Stored entries
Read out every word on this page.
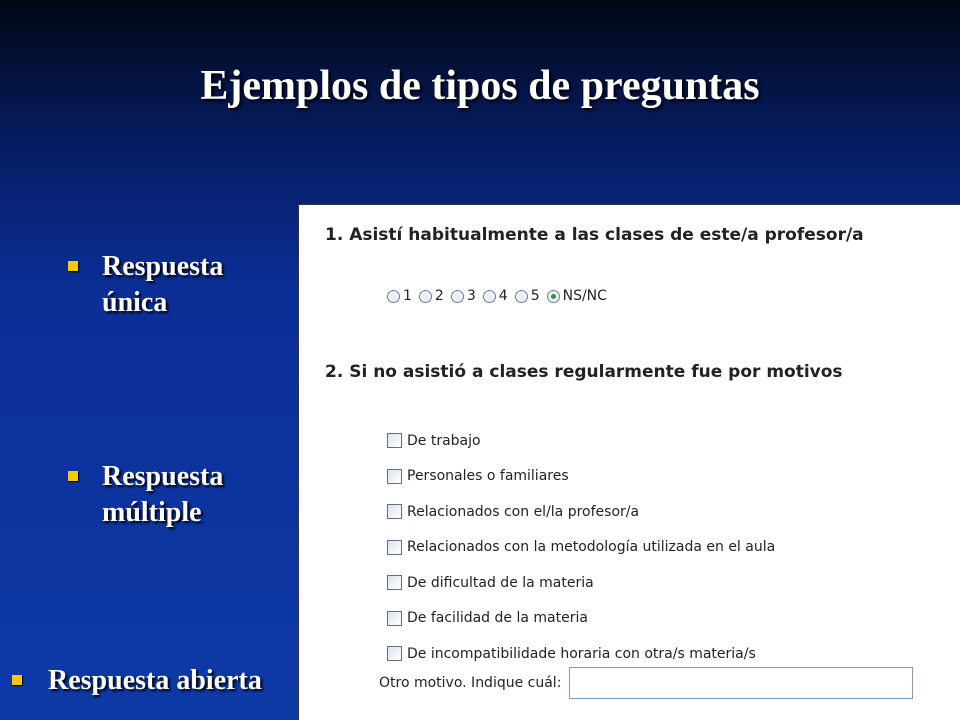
Ejemplos de tipos de preguntas
Respuesta única
Respuesta múltiple
Respuesta abierta
1. Asistí habitualmente a las clases de este/a profesor/a
1 2 3 4 5 NS/NC
2. Si no asistió a clases regularmente fue por motivos
De trabajo
Personales o familiares
Relacionados con el/la profesor/a
Relacionados con la metodología utilizada en el aula
De dificultad de la materia
De facilidad de la materia
De incompatibilidade horaria con otra/s materia/s
Otro motivo. Indique cuál:
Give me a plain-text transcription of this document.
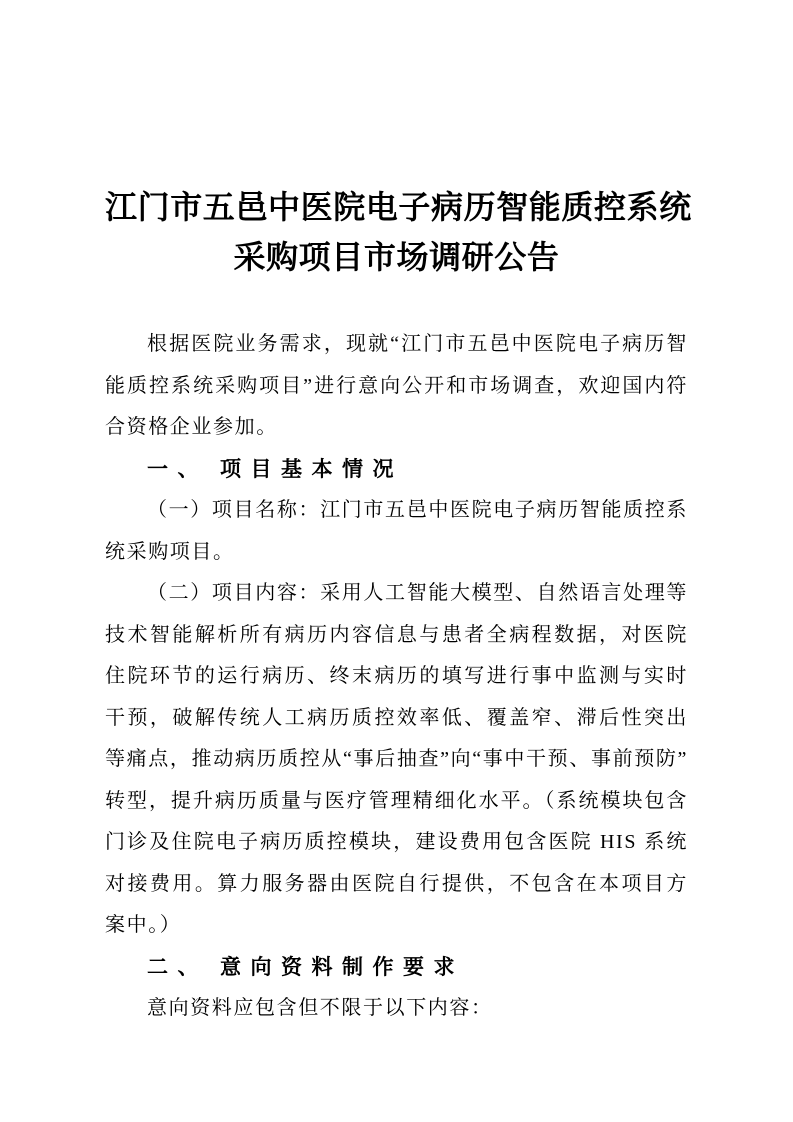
江门市五邑中医院电子病历智能质控系统
采购项目市场调研公告

根据医院业务需求，现就“江门市五邑中医院电子病历智能质控系统采购项目”进行意向公开和市场调查，欢迎国内符合资格企业参加。

一、 项目基本情况

（一）项目名称：江门市五邑中医院电子病历智能质控系统采购项目。

（二）项目内容：采用人工智能大模型、自然语言处理等技术智能解析所有病历内容信息与患者全病程数据，对医院住院环节的运行病历、终末病历的填写进行事中监测与实时干预，破解传统人工病历质控效率低、覆盖窄、滞后性突出等痛点，推动病历质控从“事后抽查”向“事中干预、事前预防”转型，提升病历质量与医疗管理精细化水平。（系统模块包含门诊及住院电子病历质控模块，建设费用包含医院 HIS 系统对接费用。算力服务器由医院自行提供，不包含在本项目方案中。）

二、 意向资料制作要求

意向资料应包含但不限于以下内容：
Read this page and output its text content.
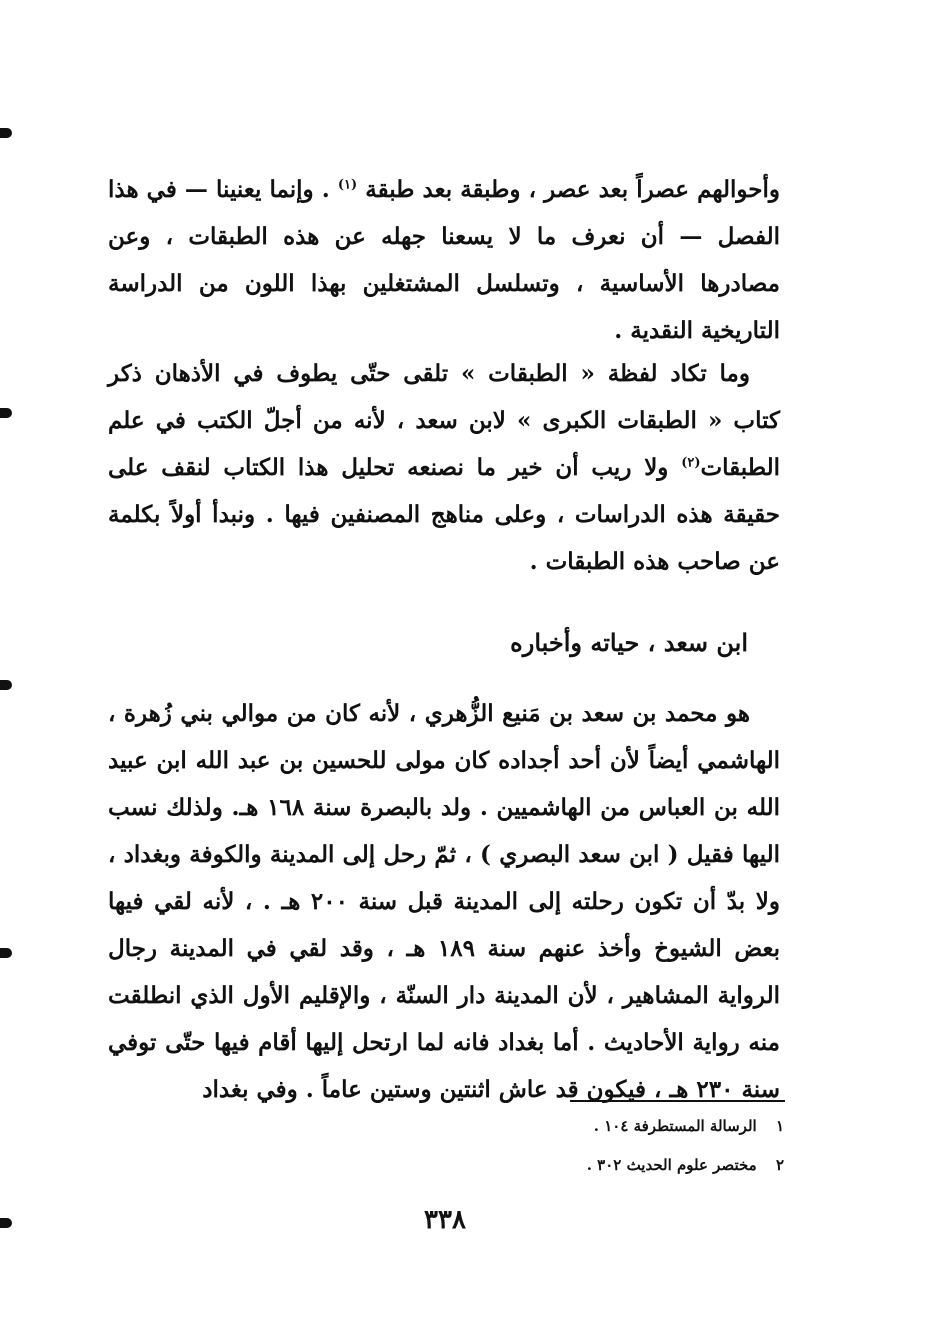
وأحوالهم عصراً بعد عصر ، وطبقة بعد طبقة $^{(١)}$ . وإنما يعنينا — في هذا الفصل — أن نعرف ما لا يسعنا جهله عن هذه الطبقات ، وعن مصادرها الأساسية ، وتسلسل المشتغلين بهذا اللون من الدراسة التاريخية النقدية .

وما تكاد لفظة « الطبقات » تلقى حتّى يطوف في الأذهان ذكر كتاب « الطبقات الكبرى » لابن سعد ، لأنه من أجلّ الكتب في علم الطبقات$^{(٢)}$ ولا ريب أن خير ما نصنعه تحليل هذا الكتاب لنقف على حقيقة هذه الدراسات ، وعلى مناهج المصنفين فيها . ونبدأ أولاً بكلمة عن صاحب هذه الطبقات .

ابن سعد ، حياته وأخباره

هو محمد بن سعد بن مَنيع الزُّهري ، لأنه كان من موالي بني زُهرة ، الهاشمي أيضاً لأن أحد أجداده كان مولى للحسين بن عبد الله ابن عبيد الله بن العباس من الهاشميين . ولد بالبصرة سنة ١٦٨ هـ. ولذلك نسب اليها فقيل ( ابن سعد البصري ) ، ثمّ رحل إلى المدينة والكوفة وبغداد ، ولا بدّ أن تكون رحلته إلى المدينة قبل سنة ٢٠٠ هـ . ، لأنه لقي فيها بعض الشيوخ وأخذ عنهم سنة ١٨٩ هـ ، وقد لقي في المدينة رجال الرواية المشاهير ، لأن المدينة دار السنّة ، والإقليم الأول الذي انطلقت منه رواية الأحاديث . أما بغداد فانه لما ارتحل إليها أقام فيها حتّى توفي سنة ٢٣٠ هـ ، فيكون قد عاش اثنتين وستين عاماً . وفي بغداد

١ الرسالة المستطرفة ١٠٤ .
٢ مختصر علوم الحديث ٣٠٢ .
٣٣٨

## WHAT IS ASKED
Return all of the entries exactly as written, but drop any pictures they hold.

## WRITTEN REPLY
Read out every word on this page.
Ejemplos de tipos de preguntas
Respuesta única
Respuesta múltiple
Respuesta abierta
1. Asistí habitualmente a las clases de este/a profesor/a
1 2 3 4 5 NS/NC
2. Si no asistió a clases regularmente fue por motivos
De trabajo
Personales o familiares
Relacionados con el/la profesor/a
Relacionados con la metodología utilizada en el aula
De dificultad de la materia
De facilidad de la materia
De incompatibilidade horaria con otra/s materia/s
Otro motivo. Indique cuál:
Give me a plain-text transcription of this document.
江门市五邑中医院电子病历智能质控系统
采购项目市场调研公告

根据医院业务需求，现就“江门市五邑中医院电子病历智能质控系统采购项目”进行意向公开和市场调查，欢迎国内符合资格企业参加。

一、 项目基本情况

（一）项目名称：江门市五邑中医院电子病历智能质控系统采购项目。

（二）项目内容：采用人工智能大模型、自然语言处理等技术智能解析所有病历内容信息与患者全病程数据，对医院住院环节的运行病历、终末病历的填写进行事中监测与实时干预，破解传统人工病历质控效率低、覆盖窄、滞后性突出等痛点，推动病历质控从“事后抽查”向“事中干预、事前预防”转型，提升病历质量与医疗管理精细化水平。（系统模块包含门诊及住院电子病历质控模块，建设费用包含医院 HIS 系统对接费用。算力服务器由医院自行提供，不包含在本项目方案中。）

二、 意向资料制作要求

意向资料应包含但不限于以下内容：
Read this page and output its text content.
وأحوالهم عصراً بعد عصر ، وطبقة بعد طبقة $^{(١)}$ . وإنما يعنينا — في هذا الفصل — أن نعرف ما لا يسعنا جهله عن هذه الطبقات ، وعن مصادرها الأساسية ، وتسلسل المشتغلين بهذا اللون من الدراسة التاريخية النقدية .

وما تكاد لفظة « الطبقات » تلقى حتّى يطوف في الأذهان ذكر كتاب « الطبقات الكبرى » لابن سعد ، لأنه من أجلّ الكتب في علم الطبقات$^{(٢)}$ ولا ريب أن خير ما نصنعه تحليل هذا الكتاب لنقف على حقيقة هذه الدراسات ، وعلى مناهج المصنفين فيها . ونبدأ أولاً بكلمة عن صاحب هذه الطبقات .

ابن سعد ، حياته وأخباره

هو محمد بن سعد بن مَنيع الزُّهري ، لأنه كان من موالي بني زُهرة ، الهاشمي أيضاً لأن أحد أجداده كان مولى للحسين بن عبد الله ابن عبيد الله بن العباس من الهاشميين . ولد بالبصرة سنة ١٦٨ هـ. ولذلك نسب اليها فقيل ( ابن سعد البصري ) ، ثمّ رحل إلى المدينة والكوفة وبغداد ، ولا بدّ أن تكون رحلته إلى المدينة قبل سنة ٢٠٠ هـ . ، لأنه لقي فيها بعض الشيوخ وأخذ عنهم سنة ١٨٩ هـ ، وقد لقي في المدينة رجال الرواية المشاهير ، لأن المدينة دار السنّة ، والإقليم الأول الذي انطلقت منه رواية الأحاديث . أما بغداد فانه لما ارتحل إليها أقام فيها حتّى توفي سنة ٢٣٠ هـ ، فيكون قد عاش اثنتين وستين عاماً . وفي بغداد

١ الرسالة المستطرفة ١٠٤ .
٢ مختصر علوم الحديث ٣٠٢ .
٣٣٨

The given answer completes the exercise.